WHAT YOU NEED TO DO »
Copy out every line exactly, passing over the pictures.

** start **

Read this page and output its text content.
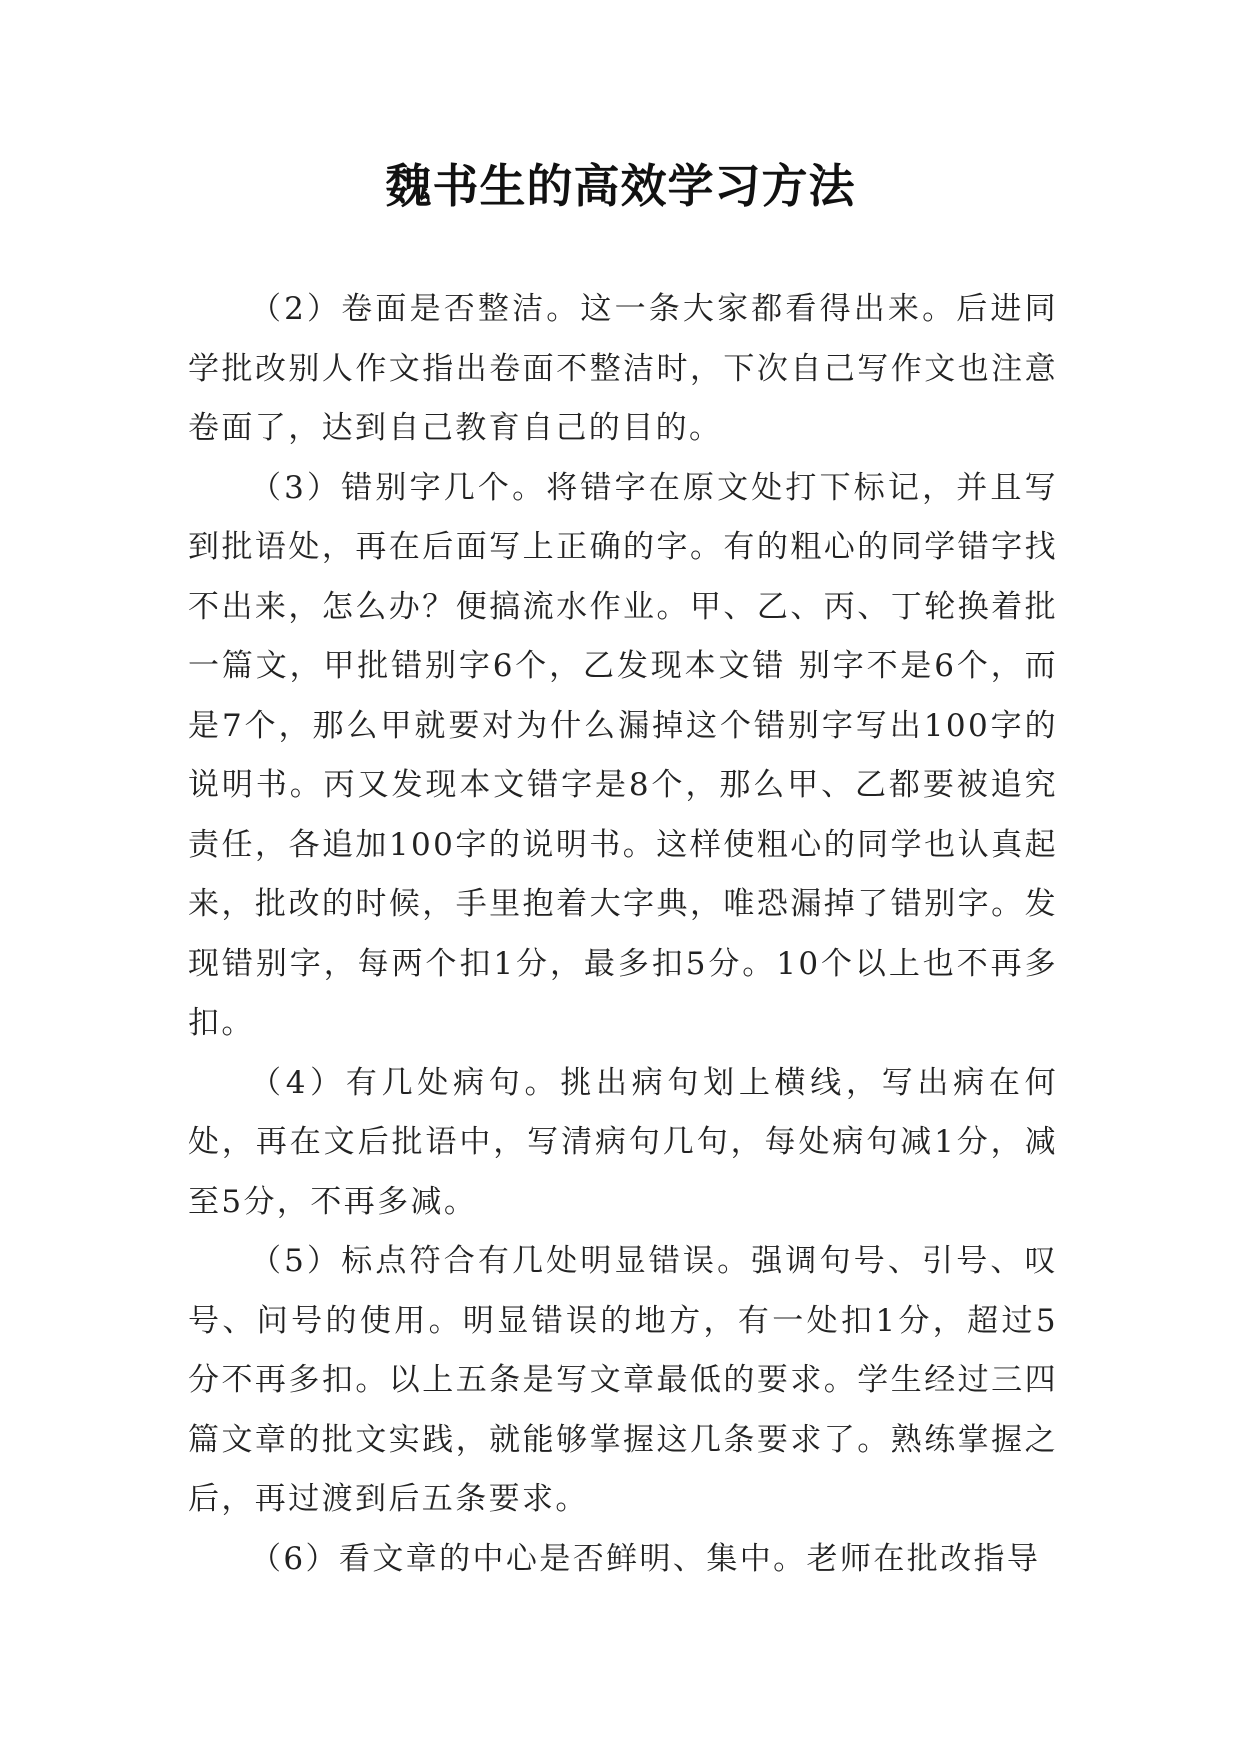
魏书生的高效学习方法

（2）卷面是否整洁。这一条大家都看得出来。后进同学批改别人作文指出卷面不整洁时，下次自己写作文也注意卷面了，达到自己教育自己的目的。

（3）错别字几个。将错字在原文处打下标记，并且写到批语处，再在后面写上正确的字。有的粗心的同学错字找不出来，怎么办？便搞流水作业。甲、乙、丙、丁轮换着批一篇文，甲批错别字6个，乙发现本文错 别字不是6个，而是7个，那么甲就要对为什么漏掉这个错别字写出100字的说明书。丙又发现本文错字是8个，那么甲、乙都要被追究责任，各追加100字的说明书。这样使粗心的同学也认真起来，批改的时候，手里抱着大字典，唯恐漏掉了错别字。发现错别字，每两个扣1分，最多扣5分。10个以上也不再多扣。

（4）有几处病句。挑出病句划上横线，写出病在何处，再在文后批语中，写清病句几句，每处病句减1分，减至5分，不再多减。

（5）标点符合有几处明显错误。强调句号、引号、叹号、问号的使用。明显错误的地方，有一处扣1分，超过5分不再多扣。以上五条是写文章最低的要求。学生经过三四篇文章的批文实践，就能够掌握这几条要求了。熟练掌握之后，再过渡到后五条要求。

（6）看文章的中心是否鲜明、集中。老师在批改指导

** end **

SOLUTION TO THIS PROBLEM »
Read this page and output its text content.
魏书生的高效学习方法

（2）卷面是否整洁。这一条大家都看得出来。后进同学批改别人作文指出卷面不整洁时，下次自己写作文也注意卷面了，达到自己教育自己的目的。

（3）错别字几个。将错字在原文处打下标记，并且写到批语处，再在后面写上正确的字。有的粗心的同学错字找不出来，怎么办？便搞流水作业。甲、乙、丙、丁轮换着批一篇文，甲批错别字6个，乙发现本文错 别字不是6个，而是7个，那么甲就要对为什么漏掉这个错别字写出100字的说明书。丙又发现本文错字是8个，那么甲、乙都要被追究责任，各追加100字的说明书。这样使粗心的同学也认真起来，批改的时候，手里抱着大字典，唯恐漏掉了错别字。发现错别字，每两个扣1分，最多扣5分。10个以上也不再多扣。

（4）有几处病句。挑出病句划上横线，写出病在何处，再在文后批语中，写清病句几句，每处病句减1分，减至5分，不再多减。

（5）标点符合有几处明显错误。强调句号、引号、叹号、问号的使用。明显错误的地方，有一处扣1分，超过5分不再多扣。以上五条是写文章最低的要求。学生经过三四篇文章的批文实践，就能够掌握这几条要求了。熟练掌握之后，再过渡到后五条要求。

（6）看文章的中心是否鲜明、集中。老师在批改指导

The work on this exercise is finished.